Figure data in JSON
※
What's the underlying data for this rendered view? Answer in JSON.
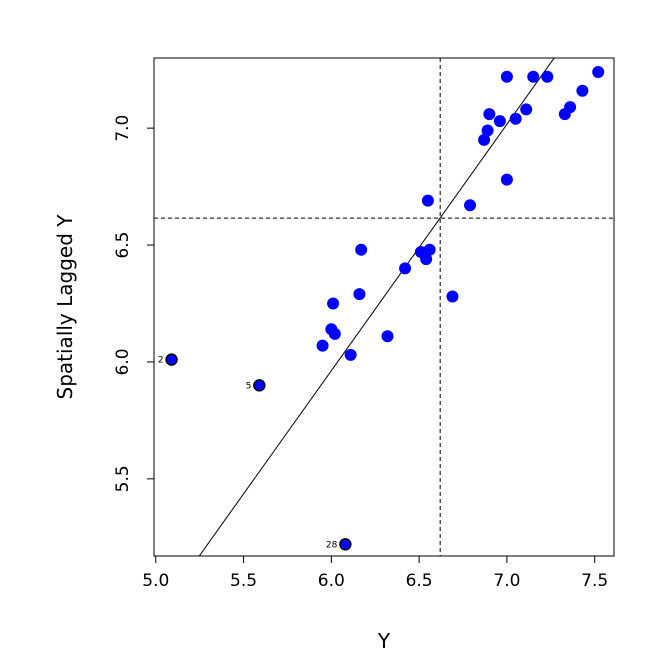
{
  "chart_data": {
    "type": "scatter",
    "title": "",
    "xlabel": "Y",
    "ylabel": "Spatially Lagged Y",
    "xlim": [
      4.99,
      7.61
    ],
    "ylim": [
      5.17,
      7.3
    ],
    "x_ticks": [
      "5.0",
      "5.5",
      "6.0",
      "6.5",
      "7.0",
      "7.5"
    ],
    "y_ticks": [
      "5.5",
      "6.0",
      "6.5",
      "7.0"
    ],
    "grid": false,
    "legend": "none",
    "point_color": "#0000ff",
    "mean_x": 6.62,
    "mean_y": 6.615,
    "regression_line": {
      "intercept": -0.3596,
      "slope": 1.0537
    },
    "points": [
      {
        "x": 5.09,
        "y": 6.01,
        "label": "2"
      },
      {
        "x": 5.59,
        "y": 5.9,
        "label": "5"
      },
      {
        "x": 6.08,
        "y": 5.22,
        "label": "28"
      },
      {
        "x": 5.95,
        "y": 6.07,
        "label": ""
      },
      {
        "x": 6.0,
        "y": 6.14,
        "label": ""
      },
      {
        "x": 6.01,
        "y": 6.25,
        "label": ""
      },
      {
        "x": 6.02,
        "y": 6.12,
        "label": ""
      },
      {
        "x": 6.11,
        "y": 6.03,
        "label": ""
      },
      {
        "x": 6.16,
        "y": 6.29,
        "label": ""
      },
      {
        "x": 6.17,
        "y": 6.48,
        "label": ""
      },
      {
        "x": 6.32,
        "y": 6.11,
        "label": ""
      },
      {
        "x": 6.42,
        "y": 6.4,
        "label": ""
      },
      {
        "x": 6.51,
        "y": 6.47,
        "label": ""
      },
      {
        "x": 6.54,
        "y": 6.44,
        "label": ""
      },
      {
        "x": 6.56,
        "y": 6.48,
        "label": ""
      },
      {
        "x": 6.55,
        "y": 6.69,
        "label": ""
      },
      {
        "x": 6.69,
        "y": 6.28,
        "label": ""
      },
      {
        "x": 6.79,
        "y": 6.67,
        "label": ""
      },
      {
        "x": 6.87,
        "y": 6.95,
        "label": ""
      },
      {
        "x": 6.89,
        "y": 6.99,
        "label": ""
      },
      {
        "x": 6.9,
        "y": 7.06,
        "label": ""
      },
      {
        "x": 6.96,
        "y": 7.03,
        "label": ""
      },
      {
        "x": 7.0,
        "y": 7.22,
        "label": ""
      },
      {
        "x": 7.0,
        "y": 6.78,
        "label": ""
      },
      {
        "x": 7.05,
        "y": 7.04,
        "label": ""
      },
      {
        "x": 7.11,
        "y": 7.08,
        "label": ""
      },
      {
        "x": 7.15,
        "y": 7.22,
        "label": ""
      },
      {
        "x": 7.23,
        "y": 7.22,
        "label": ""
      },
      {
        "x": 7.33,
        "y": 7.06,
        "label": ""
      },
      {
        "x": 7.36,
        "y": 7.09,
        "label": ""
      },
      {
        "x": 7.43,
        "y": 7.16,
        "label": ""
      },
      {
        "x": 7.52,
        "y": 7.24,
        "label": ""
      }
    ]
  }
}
※
■ What is needed ■
Your copy should repeat each entry above exactly but contain no pictures.

■ The output ■
What's the underlying data for this rendered view? Answer in JSON.
{
  "chart_data": {
    "type": "scatter",
    "title": "",
    "xlabel": "Y",
    "ylabel": "Spatially Lagged Y",
    "xlim": [
      4.99,
      7.61
    ],
    "ylim": [
      5.17,
      7.3
    ],
    "x_ticks": [
      "5.0",
      "5.5",
      "6.0",
      "6.5",
      "7.0",
      "7.5"
    ],
    "y_ticks": [
      "5.5",
      "6.0",
      "6.5",
      "7.0"
    ],
    "grid": false,
    "legend": "none",
    "point_color": "#0000ff",
    "mean_x": 6.62,
    "mean_y": 6.615,
    "regression_line": {
      "intercept": -0.3596,
      "slope": 1.0537
    },
    "points": [
      {
        "x": 5.09,
        "y": 6.01,
        "label": "2"
      },
      {
        "x": 5.59,
        "y": 5.9,
        "label": "5"
      },
      {
        "x": 6.08,
        "y": 5.22,
        "label": "28"
      },
      {
        "x": 5.95,
        "y": 6.07,
        "label": ""
      },
      {
        "x": 6.0,
        "y": 6.14,
        "label": ""
      },
      {
        "x": 6.01,
        "y": 6.25,
        "label": ""
      },
      {
        "x": 6.02,
        "y": 6.12,
        "label": ""
      },
      {
        "x": 6.11,
        "y": 6.03,
        "label": ""
      },
      {
        "x": 6.16,
        "y": 6.29,
        "label": ""
      },
      {
        "x": 6.17,
        "y": 6.48,
        "label": ""
      },
      {
        "x": 6.32,
        "y": 6.11,
        "label": ""
      },
      {
        "x": 6.42,
        "y": 6.4,
        "label": ""
      },
      {
        "x": 6.51,
        "y": 6.47,
        "label": ""
      },
      {
        "x": 6.54,
        "y": 6.44,
        "label": ""
      },
      {
        "x": 6.56,
        "y": 6.48,
        "label": ""
      },
      {
        "x": 6.55,
        "y": 6.69,
        "label": ""
      },
      {
        "x": 6.69,
        "y": 6.28,
        "label": ""
      },
      {
        "x": 6.79,
        "y": 6.67,
        "label": ""
      },
      {
        "x": 6.87,
        "y": 6.95,
        "label": ""
      },
      {
        "x": 6.89,
        "y": 6.99,
        "label": ""
      },
      {
        "x": 6.9,
        "y": 7.06,
        "label": ""
      },
      {
        "x": 6.96,
        "y": 7.03,
        "label": ""
      },
      {
        "x": 7.0,
        "y": 7.22,
        "label": ""
      },
      {
        "x": 7.0,
        "y": 6.78,
        "label": ""
      },
      {
        "x": 7.05,
        "y": 7.04,
        "label": ""
      },
      {
        "x": 7.11,
        "y": 7.08,
        "label": ""
      },
      {
        "x": 7.15,
        "y": 7.22,
        "label": ""
      },
      {
        "x": 7.23,
        "y": 7.22,
        "label": ""
      },
      {
        "x": 7.33,
        "y": 7.06,
        "label": ""
      },
      {
        "x": 7.36,
        "y": 7.09,
        "label": ""
      },
      {
        "x": 7.43,
        "y": 7.16,
        "label": ""
      },
      {
        "x": 7.52,
        "y": 7.24,
        "label": ""
      }
    ]
  }
}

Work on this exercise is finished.